** START Passage shown **

Run the next cell, but realize that it does NOT actually validate your values.

In [2]:
import getpass

# grab credentials from the notebook user to be used when making a connection
host = input("Host name")
username = input("User name")
password = getpass.getpass("Password")

Host nametrain-aws-us-east-1-small.trino.galaxy.starburst.io
User namelester.martin@starburstdata.com/accountadmin
Password··········


### Migration process parameters

Update the values below to the most appropriate values for your migration effort.

In [8]:
# Galaxy target catalog to perform migration on
tgt_cat = 'mycatalog'

# schema to target migration effort on
tgt_sch = 'myschema'
#TODO: allow '*' to be valid and used to loop through all schemas in tgt_cat

# CTAS properties used in WITH clause on new tables created for shadow migration
with_props = "type='iceberg', format='parquet'"

### Setup PyStarburst session

Should return `[Row(Working='Yes')]` if functional.  If an exception is raised,
it is likely due to incorrect cluster and/or credentials values.

In [4]:
import trino

from pystarburst import Session
from pystarburst import functions as F
from pystarburst.functions import *
from pystarburst.window import Window as W

# PyStarburst setup
session_properties = {
    "host":host,
    "port": 443,
    "http_scheme": "https",
    "auth": trino.auth.BasicAuthentication(username, password)
}
session = Session.builder.configs(session_properties).create()

# validate PyStarburst working
session.sql("select 'Yes' as Working").collect()

[Row(Working='Yes')]

In [10]:
session.sql("SELECT * FROM system.runtime.nodes").collect()

[Row(node_id='trino-worker-56fb5497-8pv85', http_uri='http://10.5.125.147:8080', node_version='476-galaxy-1-u136-g710558245c7', coordinator=False, state='active'),
 Row(node_id='trino-worker-56fb5497-bclpb', http_uri='http://10.5.19.39:8080', node_version='476-galaxy-1-u136-g710558245c7', coordinator=False, state='active'),
 Row(node_id='trino-worker-56fb5497-g92g2', http_uri='http://10.5.85.205:8080', node_version='476-galaxy-1-u136-g710558245c7', coordinator=False, state='active'),
 Row(node_id='trino-coordinator-5bb5959994-zgdpk', http_uri='http://10.5.54.157:8080', node_version='476-galaxy-1-u136-g710558245c7', coordinator=True, state='active'),
 Row(node_id='trino-worker-56fb5497-gkdfz', http_uri='http://10.5.18.139:8080', node_version='476-galaxy-1-u136-g710558245c7', coordinator=False, state='active')]

---
## Initial analysis

### Identify targeted tables

Fully qualified table names of all tables that will be interogated and attempted to be migrated if appropriate.

** END Passage shown **

#### [Parts of the exercise]
• A. Answer these from the migration notebook, one per line:
(i) What port is given in the session properties?
(ii) What value is assigned to with_props?
(iii) Which catalog name is set as the Galaxy migration target?
• B. Using the migration notebook, explain what an exception raised while setting up the PyStarburst session most likely means, and what output shows the session works.

** START Entries **

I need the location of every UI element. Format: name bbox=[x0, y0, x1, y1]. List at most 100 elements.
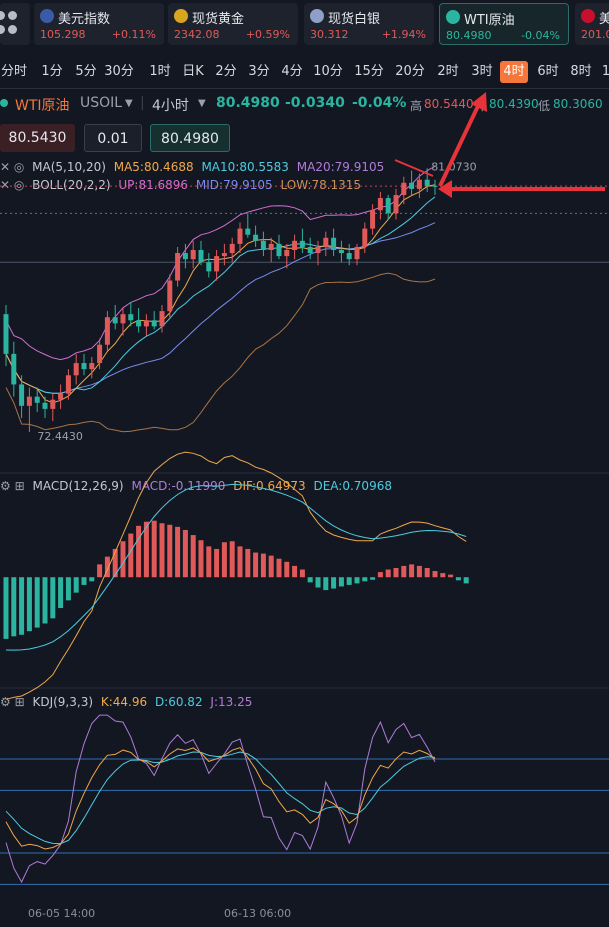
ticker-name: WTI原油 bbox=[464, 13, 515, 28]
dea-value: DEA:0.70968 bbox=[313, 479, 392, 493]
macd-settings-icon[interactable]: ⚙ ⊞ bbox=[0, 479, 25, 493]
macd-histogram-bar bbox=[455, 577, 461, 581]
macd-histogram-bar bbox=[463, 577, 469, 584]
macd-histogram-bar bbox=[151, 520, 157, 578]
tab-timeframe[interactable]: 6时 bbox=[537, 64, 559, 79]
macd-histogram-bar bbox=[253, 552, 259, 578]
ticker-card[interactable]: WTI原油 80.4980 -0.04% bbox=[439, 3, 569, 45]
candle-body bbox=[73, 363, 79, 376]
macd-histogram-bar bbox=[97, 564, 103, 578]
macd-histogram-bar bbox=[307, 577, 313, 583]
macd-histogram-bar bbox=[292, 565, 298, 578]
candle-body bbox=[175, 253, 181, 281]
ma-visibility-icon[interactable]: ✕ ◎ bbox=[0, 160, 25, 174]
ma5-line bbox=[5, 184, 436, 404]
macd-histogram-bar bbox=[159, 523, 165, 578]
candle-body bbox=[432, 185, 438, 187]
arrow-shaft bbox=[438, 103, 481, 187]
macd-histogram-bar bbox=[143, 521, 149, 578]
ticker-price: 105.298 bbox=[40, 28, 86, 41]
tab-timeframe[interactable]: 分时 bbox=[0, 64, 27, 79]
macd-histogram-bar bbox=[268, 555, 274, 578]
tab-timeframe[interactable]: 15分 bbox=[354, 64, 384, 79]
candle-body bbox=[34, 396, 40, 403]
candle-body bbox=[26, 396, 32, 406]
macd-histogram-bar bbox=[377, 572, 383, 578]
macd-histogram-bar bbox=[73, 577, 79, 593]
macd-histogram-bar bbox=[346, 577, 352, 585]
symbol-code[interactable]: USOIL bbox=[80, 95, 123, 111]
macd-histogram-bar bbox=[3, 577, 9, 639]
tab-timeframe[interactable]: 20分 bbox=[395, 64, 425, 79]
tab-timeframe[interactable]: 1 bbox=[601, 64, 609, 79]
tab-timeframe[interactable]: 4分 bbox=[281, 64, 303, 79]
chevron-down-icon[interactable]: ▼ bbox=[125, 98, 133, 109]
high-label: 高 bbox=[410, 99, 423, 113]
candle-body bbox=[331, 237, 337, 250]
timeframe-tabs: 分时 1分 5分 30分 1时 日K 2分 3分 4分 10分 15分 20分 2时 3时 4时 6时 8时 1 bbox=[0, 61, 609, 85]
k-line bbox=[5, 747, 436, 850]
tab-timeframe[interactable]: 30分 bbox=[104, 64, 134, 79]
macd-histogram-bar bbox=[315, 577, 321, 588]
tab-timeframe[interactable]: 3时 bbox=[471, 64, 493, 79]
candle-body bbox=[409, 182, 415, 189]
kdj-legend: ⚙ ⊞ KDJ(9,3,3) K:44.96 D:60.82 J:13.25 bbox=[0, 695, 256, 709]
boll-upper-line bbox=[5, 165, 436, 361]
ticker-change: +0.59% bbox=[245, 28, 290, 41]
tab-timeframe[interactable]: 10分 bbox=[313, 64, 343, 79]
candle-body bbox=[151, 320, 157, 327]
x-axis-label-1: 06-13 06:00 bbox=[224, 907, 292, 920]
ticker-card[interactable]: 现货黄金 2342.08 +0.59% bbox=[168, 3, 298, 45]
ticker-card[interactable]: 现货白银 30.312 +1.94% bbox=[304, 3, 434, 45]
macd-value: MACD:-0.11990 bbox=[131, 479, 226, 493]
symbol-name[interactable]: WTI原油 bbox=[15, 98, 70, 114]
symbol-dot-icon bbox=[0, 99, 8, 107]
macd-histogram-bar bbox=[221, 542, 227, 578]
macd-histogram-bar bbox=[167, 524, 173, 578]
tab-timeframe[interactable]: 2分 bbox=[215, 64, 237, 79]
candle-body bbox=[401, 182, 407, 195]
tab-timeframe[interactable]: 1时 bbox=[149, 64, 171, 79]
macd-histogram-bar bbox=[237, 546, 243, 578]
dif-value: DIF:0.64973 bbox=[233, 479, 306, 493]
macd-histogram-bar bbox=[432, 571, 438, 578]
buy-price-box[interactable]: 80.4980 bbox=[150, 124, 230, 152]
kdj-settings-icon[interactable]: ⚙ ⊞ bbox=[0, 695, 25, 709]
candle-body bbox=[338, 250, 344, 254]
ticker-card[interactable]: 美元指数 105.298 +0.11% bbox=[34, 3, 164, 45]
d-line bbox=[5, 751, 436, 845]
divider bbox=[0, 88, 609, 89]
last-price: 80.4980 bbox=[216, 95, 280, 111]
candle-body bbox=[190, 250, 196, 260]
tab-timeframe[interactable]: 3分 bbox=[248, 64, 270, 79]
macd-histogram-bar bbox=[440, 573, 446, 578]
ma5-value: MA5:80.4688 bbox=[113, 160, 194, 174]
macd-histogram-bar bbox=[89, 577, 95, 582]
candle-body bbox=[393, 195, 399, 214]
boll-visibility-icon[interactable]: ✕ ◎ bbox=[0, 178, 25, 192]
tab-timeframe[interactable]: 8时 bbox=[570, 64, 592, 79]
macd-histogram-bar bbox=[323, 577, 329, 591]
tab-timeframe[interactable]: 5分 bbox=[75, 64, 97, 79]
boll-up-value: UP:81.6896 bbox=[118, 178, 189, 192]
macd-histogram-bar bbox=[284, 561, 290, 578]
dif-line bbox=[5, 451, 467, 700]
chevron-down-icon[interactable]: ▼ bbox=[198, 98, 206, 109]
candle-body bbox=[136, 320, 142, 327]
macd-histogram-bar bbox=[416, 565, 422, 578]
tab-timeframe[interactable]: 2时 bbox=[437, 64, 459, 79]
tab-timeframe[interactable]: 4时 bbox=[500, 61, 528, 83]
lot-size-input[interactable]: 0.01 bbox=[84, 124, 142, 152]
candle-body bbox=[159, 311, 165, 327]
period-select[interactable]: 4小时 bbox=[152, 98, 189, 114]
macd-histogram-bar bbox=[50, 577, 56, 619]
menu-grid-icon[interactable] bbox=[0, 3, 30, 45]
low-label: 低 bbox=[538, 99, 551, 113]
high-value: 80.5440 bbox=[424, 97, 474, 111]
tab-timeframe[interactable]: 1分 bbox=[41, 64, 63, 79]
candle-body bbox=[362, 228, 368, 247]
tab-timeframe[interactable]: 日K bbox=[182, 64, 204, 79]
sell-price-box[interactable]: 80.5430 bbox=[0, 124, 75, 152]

** END Entries **

#### [Results for the exercise]
• A.
(i) 443
(ii) "type='iceberg', format='parquet'"
(iii) 'mycatalog'

• B. An exception during setup most likely means the cluster and/or credential values are incorrect. If the session works, the validation query returns `[Row(Working='Yes')]`.